Extract all of the entries and set them down verbatim.

■ DATA FOR THE TASK:
● ● ● ● ● ● ●

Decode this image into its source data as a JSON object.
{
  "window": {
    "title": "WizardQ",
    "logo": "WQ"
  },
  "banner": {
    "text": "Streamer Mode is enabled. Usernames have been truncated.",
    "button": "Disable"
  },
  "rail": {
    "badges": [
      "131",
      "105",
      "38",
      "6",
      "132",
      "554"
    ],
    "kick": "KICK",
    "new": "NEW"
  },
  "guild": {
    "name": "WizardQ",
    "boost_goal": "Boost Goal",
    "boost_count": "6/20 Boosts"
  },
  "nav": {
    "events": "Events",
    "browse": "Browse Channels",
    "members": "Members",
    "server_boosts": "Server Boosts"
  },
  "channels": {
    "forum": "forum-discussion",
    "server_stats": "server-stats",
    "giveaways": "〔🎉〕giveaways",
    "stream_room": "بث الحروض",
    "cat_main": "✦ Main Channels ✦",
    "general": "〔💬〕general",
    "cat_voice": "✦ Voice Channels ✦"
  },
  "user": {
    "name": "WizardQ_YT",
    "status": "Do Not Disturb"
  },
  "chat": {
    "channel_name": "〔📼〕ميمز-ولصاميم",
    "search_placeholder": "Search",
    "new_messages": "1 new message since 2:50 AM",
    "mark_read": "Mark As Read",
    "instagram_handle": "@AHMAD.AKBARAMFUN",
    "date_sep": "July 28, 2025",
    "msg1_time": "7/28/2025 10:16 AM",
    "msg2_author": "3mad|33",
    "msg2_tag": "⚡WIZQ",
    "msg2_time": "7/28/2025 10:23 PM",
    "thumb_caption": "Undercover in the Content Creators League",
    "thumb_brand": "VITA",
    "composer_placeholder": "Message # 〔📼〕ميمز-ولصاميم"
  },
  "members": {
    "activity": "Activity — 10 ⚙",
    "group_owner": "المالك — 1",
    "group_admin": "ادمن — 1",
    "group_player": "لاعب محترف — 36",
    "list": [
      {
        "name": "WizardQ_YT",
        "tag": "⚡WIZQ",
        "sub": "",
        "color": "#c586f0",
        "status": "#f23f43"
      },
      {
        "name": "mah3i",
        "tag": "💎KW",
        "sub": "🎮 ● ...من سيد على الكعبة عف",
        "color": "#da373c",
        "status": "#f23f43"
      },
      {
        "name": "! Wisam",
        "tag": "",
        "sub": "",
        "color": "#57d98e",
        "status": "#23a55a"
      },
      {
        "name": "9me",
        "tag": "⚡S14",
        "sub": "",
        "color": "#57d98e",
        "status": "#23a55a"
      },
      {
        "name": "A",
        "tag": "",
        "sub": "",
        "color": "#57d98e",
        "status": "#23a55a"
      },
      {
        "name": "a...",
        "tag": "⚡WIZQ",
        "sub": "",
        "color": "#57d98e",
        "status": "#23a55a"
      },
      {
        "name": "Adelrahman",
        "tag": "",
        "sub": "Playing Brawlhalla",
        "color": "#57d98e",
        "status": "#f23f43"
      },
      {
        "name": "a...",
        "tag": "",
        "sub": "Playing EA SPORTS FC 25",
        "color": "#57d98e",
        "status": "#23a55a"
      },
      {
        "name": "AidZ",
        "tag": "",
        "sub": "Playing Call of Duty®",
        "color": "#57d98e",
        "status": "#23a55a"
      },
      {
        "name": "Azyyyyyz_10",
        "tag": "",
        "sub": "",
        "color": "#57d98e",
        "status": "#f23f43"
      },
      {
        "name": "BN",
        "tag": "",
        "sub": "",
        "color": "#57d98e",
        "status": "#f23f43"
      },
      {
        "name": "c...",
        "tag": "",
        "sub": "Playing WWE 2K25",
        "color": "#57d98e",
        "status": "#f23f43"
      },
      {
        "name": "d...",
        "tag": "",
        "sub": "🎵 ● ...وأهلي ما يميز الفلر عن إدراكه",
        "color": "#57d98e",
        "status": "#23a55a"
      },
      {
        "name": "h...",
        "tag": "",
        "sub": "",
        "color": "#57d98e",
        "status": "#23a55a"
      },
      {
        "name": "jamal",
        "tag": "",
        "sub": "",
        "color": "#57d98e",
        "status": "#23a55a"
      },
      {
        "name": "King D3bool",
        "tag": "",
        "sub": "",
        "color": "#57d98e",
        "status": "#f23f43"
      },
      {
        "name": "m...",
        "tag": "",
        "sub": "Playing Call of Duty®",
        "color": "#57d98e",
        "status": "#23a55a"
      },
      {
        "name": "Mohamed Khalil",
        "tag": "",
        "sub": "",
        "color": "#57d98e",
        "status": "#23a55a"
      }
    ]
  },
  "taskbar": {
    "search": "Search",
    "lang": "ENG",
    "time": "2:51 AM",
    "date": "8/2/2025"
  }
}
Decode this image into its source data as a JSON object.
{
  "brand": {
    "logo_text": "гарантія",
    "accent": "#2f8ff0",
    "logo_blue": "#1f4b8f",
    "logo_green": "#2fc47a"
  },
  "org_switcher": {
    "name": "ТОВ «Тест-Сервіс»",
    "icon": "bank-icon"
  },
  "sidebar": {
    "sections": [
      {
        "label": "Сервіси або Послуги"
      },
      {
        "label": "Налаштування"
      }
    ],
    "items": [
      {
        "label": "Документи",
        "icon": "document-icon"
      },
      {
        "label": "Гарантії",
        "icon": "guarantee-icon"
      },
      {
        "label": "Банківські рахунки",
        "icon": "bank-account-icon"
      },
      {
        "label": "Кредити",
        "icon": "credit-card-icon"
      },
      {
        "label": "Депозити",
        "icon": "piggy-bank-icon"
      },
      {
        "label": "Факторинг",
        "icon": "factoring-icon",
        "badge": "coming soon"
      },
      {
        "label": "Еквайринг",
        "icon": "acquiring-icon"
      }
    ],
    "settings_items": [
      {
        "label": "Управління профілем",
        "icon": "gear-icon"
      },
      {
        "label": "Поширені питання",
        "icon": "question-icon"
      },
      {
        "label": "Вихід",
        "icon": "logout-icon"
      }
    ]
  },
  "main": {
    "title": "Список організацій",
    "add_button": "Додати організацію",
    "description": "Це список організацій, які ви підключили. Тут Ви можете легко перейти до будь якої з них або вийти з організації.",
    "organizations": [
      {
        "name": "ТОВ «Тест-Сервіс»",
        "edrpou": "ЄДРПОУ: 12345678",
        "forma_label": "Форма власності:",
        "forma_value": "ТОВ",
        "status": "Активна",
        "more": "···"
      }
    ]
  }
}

● ● ● ● ● ● ●

■ TASK SOLUTION:
Decode this image into its source data as a JSON object.
{
  "window": {
    "title": "WizardQ",
    "logo": "WQ"
  },
  "banner": {
    "text": "Streamer Mode is enabled. Usernames have been truncated.",
    "button": "Disable"
  },
  "rail": {
    "badges": [
      "131",
      "105",
      "38",
      "6",
      "132",
      "554"
    ],
    "kick": "KICK",
    "new": "NEW"
  },
  "guild": {
    "name": "WizardQ",
    "boost_goal": "Boost Goal",
    "boost_count": "6/20 Boosts"
  },
  "nav": {
    "events": "Events",
    "browse": "Browse Channels",
    "members": "Members",
    "server_boosts": "Server Boosts"
  },
  "channels": {
    "forum": "forum-discussion",
    "server_stats": "server-stats",
    "giveaways": "〔🎉〕giveaways",
    "stream_room": "بث الحروض",
    "cat_main": "✦ Main Channels ✦",
    "general": "〔💬〕general",
    "cat_voice": "✦ Voice Channels ✦"
  },
  "user": {
    "name": "WizardQ_YT",
    "status": "Do Not Disturb"
  },
  "chat": {
    "channel_name": "〔📼〕ميمز-ولصاميم",
    "search_placeholder": "Search",
    "new_messages": "1 new message since 2:50 AM",
    "mark_read": "Mark As Read",
    "instagram_handle": "@AHMAD.AKBARAMFUN",
    "date_sep": "July 28, 2025",
    "msg1_time": "7/28/2025 10:16 AM",
    "msg2_author": "3mad|33",
    "msg2_tag": "⚡WIZQ",
    "msg2_time": "7/28/2025 10:23 PM",
    "thumb_caption": "Undercover in the Content Creators League",
    "thumb_brand": "VITA",
    "composer_placeholder": "Message # 〔📼〕ميمز-ولصاميم"
  },
  "members": {
    "activity": "Activity — 10 ⚙",
    "group_owner": "المالك — 1",
    "group_admin": "ادمن — 1",
    "group_player": "لاعب محترف — 36",
    "list": [
      {
        "name": "WizardQ_YT",
        "tag": "⚡WIZQ",
        "sub": "",
        "color": "#c586f0",
        "status": "#f23f43"
      },
      {
        "name": "mah3i",
        "tag": "💎KW",
        "sub": "🎮 ● ...من سيد على الكعبة عف",
        "color": "#da373c",
        "status": "#f23f43"
      },
      {
        "name": "! Wisam",
        "tag": "",
        "sub": "",
        "color": "#57d98e",
        "status": "#23a55a"
      },
      {
        "name": "9me",
        "tag": "⚡S14",
        "sub": "",
        "color": "#57d98e",
        "status": "#23a55a"
      },
      {
        "name": "A",
        "tag": "",
        "sub": "",
        "color": "#57d98e",
        "status": "#23a55a"
      },
      {
        "name": "a...",
        "tag": "⚡WIZQ",
        "sub": "",
        "color": "#57d98e",
        "status": "#23a55a"
      },
      {
        "name": "Adelrahman",
        "tag": "",
        "sub": "Playing Brawlhalla",
        "color": "#57d98e",
        "status": "#f23f43"
      },
      {
        "name": "a...",
        "tag": "",
        "sub": "Playing EA SPORTS FC 25",
        "color": "#57d98e",
        "status": "#23a55a"
      },
      {
        "name": "AidZ",
        "tag": "",
        "sub": "Playing Call of Duty®",
        "color": "#57d98e",
        "status": "#23a55a"
      },
      {
        "name": "Azyyyyyz_10",
        "tag": "",
        "sub": "",
        "color": "#57d98e",
        "status": "#f23f43"
      },
      {
        "name": "BN",
        "tag": "",
        "sub": "",
        "color": "#57d98e",
        "status": "#f23f43"
      },
      {
        "name": "c...",
        "tag": "",
        "sub": "Playing WWE 2K25",
        "color": "#57d98e",
        "status": "#f23f43"
      },
      {
        "name": "d...",
        "tag": "",
        "sub": "🎵 ● ...وأهلي ما يميز الفلر عن إدراكه",
        "color": "#57d98e",
        "status": "#23a55a"
      },
      {
        "name": "h...",
        "tag": "",
        "sub": "",
        "color": "#57d98e",
        "status": "#23a55a"
      },
      {
        "name": "jamal",
        "tag": "",
        "sub": "",
        "color": "#57d98e",
        "status": "#23a55a"
      },
      {
        "name": "King D3bool",
        "tag": "",
        "sub": "",
        "color": "#57d98e",
        "status": "#f23f43"
      },
      {
        "name": "m...",
        "tag": "",
        "sub": "Playing Call of Duty®",
        "color": "#57d98e",
        "status": "#23a55a"
      },
      {
        "name": "Mohamed Khalil",
        "tag": "",
        "sub": "",
        "color": "#57d98e",
        "status": "#23a55a"
      }
    ]
  },
  "taskbar": {
    "search": "Search",
    "lang": "ENG",
    "time": "2:51 AM",
    "date": "8/2/2025"
  }
}
Decode this image into its source data as a JSON object.
{
  "brand": {
    "logo_text": "гарантія",
    "accent": "#2f8ff0",
    "logo_blue": "#1f4b8f",
    "logo_green": "#2fc47a"
  },
  "org_switcher": {
    "name": "ТОВ «Тест-Сервіс»",
    "icon": "bank-icon"
  },
  "sidebar": {
    "sections": [
      {
        "label": "Сервіси або Послуги"
      },
      {
        "label": "Налаштування"
      }
    ],
    "items": [
      {
        "label": "Документи",
        "icon": "document-icon"
      },
      {
        "label": "Гарантії",
        "icon": "guarantee-icon"
      },
      {
        "label": "Банківські рахунки",
        "icon": "bank-account-icon"
      },
      {
        "label": "Кредити",
        "icon": "credit-card-icon"
      },
      {
        "label": "Депозити",
        "icon": "piggy-bank-icon"
      },
      {
        "label": "Факторинг",
        "icon": "factoring-icon",
        "badge": "coming soon"
      },
      {
        "label": "Еквайринг",
        "icon": "acquiring-icon"
      }
    ],
    "settings_items": [
      {
        "label": "Управління профілем",
        "icon": "gear-icon"
      },
      {
        "label": "Поширені питання",
        "icon": "question-icon"
      },
      {
        "label": "Вихід",
        "icon": "logout-icon"
      }
    ]
  },
  "main": {
    "title": "Список організацій",
    "add_button": "Додати організацію",
    "description": "Це список організацій, які ви підключили. Тут Ви можете легко перейти до будь якої з них або вийти з організації.",
    "organizations": [
      {
        "name": "ТОВ «Тест-Сервіс»",
        "edrpou": "ЄДРПОУ: 12345678",
        "forma_label": "Форма власності:",
        "forma_value": "ТОВ",
        "status": "Активна",
        "more": "···"
      }
    ]
  }
}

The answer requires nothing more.